DATA ENTRIES
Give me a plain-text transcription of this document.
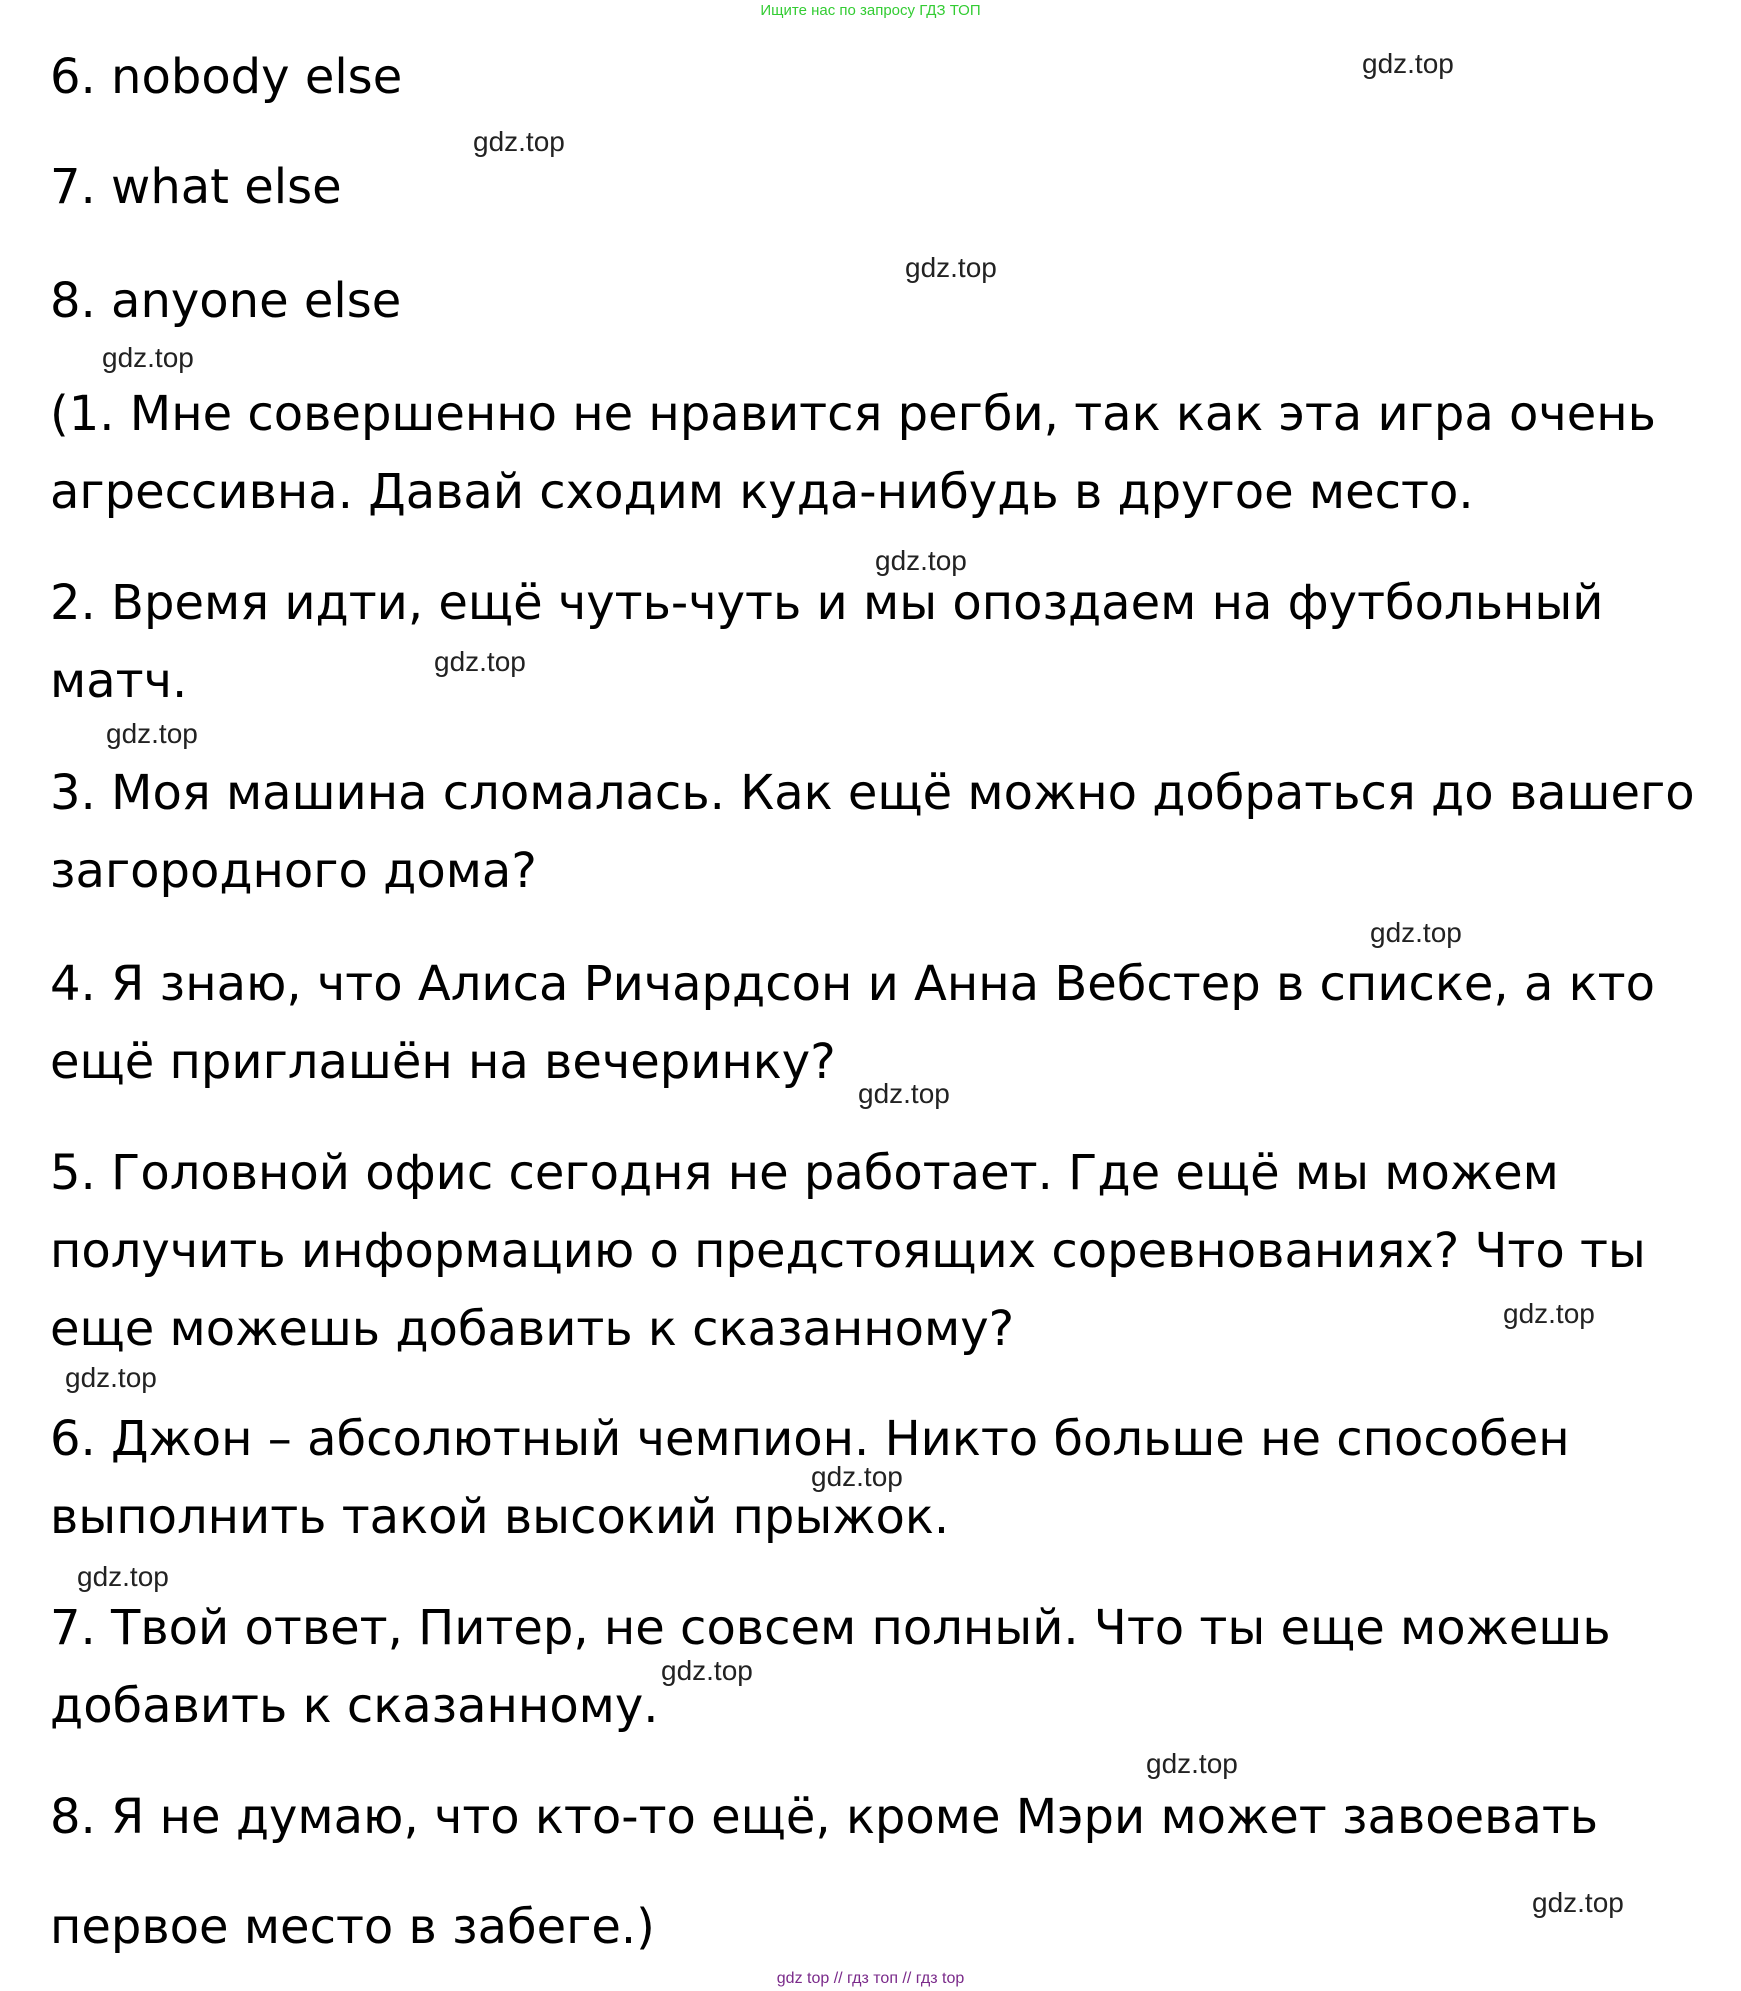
Ищите нас по запросу ГДЗ ТОП
6. nobody else
7. what else
8. anyone else
(1. Мне совершенно не нравится регби, так как эта игра очень
агрессивна. Давай сходим куда-нибудь в другое место.
2. Время идти, ещё чуть-чуть и мы опоздаем на футбольный
матч.
3. Моя машина сломалась. Как ещё можно добраться до вашего
загородного дома?
4. Я знаю, что Алиса Ричардсон и Анна Вебстер в списке, а кто
ещё приглашён на вечеринку?
5. Головной офис сегодня не работает. Где ещё мы можем
получить информацию о предстоящих соревнованиях? Что ты
еще можешь добавить к сказанному?
6. Джон – абсолютный чемпион. Никто больше не способен
выполнить такой высокий прыжок.
7. Твой ответ, Питер, не совсем полный. Что ты еще можешь
добавить к сказанному.
8. Я не думаю, что кто-то ещё, кроме Мэри может завоевать
первое место в забеге.)
gdz.top
gdz.top
gdz.top
gdz.top
gdz.top
gdz.top
gdz.top
gdz.top
gdz.top
gdz.top
gdz.top
gdz.top
gdz.top
gdz.top
gdz.top
gdz.top
gdz top // гдз топ // гдз top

TASK DESCRIPTION
Return all of the entries exactly as written, but drop any pictures they hold.

TASK ANSWER
Give me a plain-text transcription of this document.
Ищите нас по запросу ГДЗ ТОП
6. nobody else
7. what else
8. anyone else
(1. Мне совершенно не нравится регби, так как эта игра очень
агрессивна. Давай сходим куда-нибудь в другое место.
2. Время идти, ещё чуть-чуть и мы опоздаем на футбольный
матч.
3. Моя машина сломалась. Как ещё можно добраться до вашего
загородного дома?
4. Я знаю, что Алиса Ричардсон и Анна Вебстер в списке, а кто
ещё приглашён на вечеринку?
5. Головной офис сегодня не работает. Где ещё мы можем
получить информацию о предстоящих соревнованиях? Что ты
еще можешь добавить к сказанному?
6. Джон – абсолютный чемпион. Никто больше не способен
выполнить такой высокий прыжок.
7. Твой ответ, Питер, не совсем полный. Что ты еще можешь
добавить к сказанному.
8. Я не думаю, что кто-то ещё, кроме Мэри может завоевать
первое место в забеге.)
gdz.top
gdz.top
gdz.top
gdz.top
gdz.top
gdz.top
gdz.top
gdz.top
gdz.top
gdz.top
gdz.top
gdz.top
gdz.top
gdz.top
gdz.top
gdz.top
gdz top // гдз топ // гдз top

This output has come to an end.